TASK DESCRIPTION =>
Copy out the data below verbatim.

RECORD EXTRACTS =>

☆ ☆ ☆ ☆

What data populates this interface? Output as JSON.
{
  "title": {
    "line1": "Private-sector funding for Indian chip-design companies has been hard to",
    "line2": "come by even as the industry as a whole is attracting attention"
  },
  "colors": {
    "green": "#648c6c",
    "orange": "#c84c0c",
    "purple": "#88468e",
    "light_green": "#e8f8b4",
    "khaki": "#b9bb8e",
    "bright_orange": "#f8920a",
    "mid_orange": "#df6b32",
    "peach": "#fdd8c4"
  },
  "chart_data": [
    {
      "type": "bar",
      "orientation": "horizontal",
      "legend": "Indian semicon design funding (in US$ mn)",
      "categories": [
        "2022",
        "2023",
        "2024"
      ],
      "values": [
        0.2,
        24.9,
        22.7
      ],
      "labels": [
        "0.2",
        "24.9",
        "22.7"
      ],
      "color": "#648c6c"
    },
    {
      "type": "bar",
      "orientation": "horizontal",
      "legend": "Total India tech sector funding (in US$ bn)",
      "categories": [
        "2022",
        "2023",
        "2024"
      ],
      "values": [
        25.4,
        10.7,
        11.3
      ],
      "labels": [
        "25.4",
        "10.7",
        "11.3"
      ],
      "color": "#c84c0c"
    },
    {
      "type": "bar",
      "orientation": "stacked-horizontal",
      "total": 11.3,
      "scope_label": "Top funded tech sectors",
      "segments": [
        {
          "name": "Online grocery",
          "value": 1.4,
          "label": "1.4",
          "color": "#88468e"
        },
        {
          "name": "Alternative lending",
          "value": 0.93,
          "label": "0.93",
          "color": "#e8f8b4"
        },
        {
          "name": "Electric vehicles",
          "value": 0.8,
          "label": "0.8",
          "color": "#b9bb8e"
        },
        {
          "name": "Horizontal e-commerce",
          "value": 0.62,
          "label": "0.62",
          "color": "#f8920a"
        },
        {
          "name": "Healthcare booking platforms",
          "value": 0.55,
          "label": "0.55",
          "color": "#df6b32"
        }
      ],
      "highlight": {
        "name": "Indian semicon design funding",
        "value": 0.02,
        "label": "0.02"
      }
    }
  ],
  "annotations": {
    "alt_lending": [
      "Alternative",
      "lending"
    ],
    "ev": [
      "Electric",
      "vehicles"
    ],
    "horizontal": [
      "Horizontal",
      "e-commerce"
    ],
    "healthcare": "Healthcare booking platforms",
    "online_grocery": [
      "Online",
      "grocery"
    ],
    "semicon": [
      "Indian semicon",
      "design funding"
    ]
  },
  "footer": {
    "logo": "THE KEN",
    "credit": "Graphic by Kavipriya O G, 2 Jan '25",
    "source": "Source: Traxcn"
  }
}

☆ ☆ ☆ ☆

WRITTEN RESPONSE =>
What data populates this interface? Output as JSON.
{
  "title": {
    "line1": "Private-sector funding for Indian chip-design companies has been hard to",
    "line2": "come by even as the industry as a whole is attracting attention"
  },
  "colors": {
    "green": "#648c6c",
    "orange": "#c84c0c",
    "purple": "#88468e",
    "light_green": "#e8f8b4",
    "khaki": "#b9bb8e",
    "bright_orange": "#f8920a",
    "mid_orange": "#df6b32",
    "peach": "#fdd8c4"
  },
  "chart_data": [
    {
      "type": "bar",
      "orientation": "horizontal",
      "legend": "Indian semicon design funding (in US$ mn)",
      "categories": [
        "2022",
        "2023",
        "2024"
      ],
      "values": [
        0.2,
        24.9,
        22.7
      ],
      "labels": [
        "0.2",
        "24.9",
        "22.7"
      ],
      "color": "#648c6c"
    },
    {
      "type": "bar",
      "orientation": "horizontal",
      "legend": "Total India tech sector funding (in US$ bn)",
      "categories": [
        "2022",
        "2023",
        "2024"
      ],
      "values": [
        25.4,
        10.7,
        11.3
      ],
      "labels": [
        "25.4",
        "10.7",
        "11.3"
      ],
      "color": "#c84c0c"
    },
    {
      "type": "bar",
      "orientation": "stacked-horizontal",
      "total": 11.3,
      "scope_label": "Top funded tech sectors",
      "segments": [
        {
          "name": "Online grocery",
          "value": 1.4,
          "label": "1.4",
          "color": "#88468e"
        },
        {
          "name": "Alternative lending",
          "value": 0.93,
          "label": "0.93",
          "color": "#e8f8b4"
        },
        {
          "name": "Electric vehicles",
          "value": 0.8,
          "label": "0.8",
          "color": "#b9bb8e"
        },
        {
          "name": "Horizontal e-commerce",
          "value": 0.62,
          "label": "0.62",
          "color": "#f8920a"
        },
        {
          "name": "Healthcare booking platforms",
          "value": 0.55,
          "label": "0.55",
          "color": "#df6b32"
        }
      ],
      "highlight": {
        "name": "Indian semicon design funding",
        "value": 0.02,
        "label": "0.02"
      }
    }
  ],
  "annotations": {
    "alt_lending": [
      "Alternative",
      "lending"
    ],
    "ev": [
      "Electric",
      "vehicles"
    ],
    "horizontal": [
      "Horizontal",
      "e-commerce"
    ],
    "healthcare": "Healthcare booking platforms",
    "online_grocery": [
      "Online",
      "grocery"
    ],
    "semicon": [
      "Indian semicon",
      "design funding"
    ]
  },
  "footer": {
    "logo": "THE KEN",
    "credit": "Graphic by Kavipriya O G, 2 Jan '25",
    "source": "Source: Traxcn"
  }
}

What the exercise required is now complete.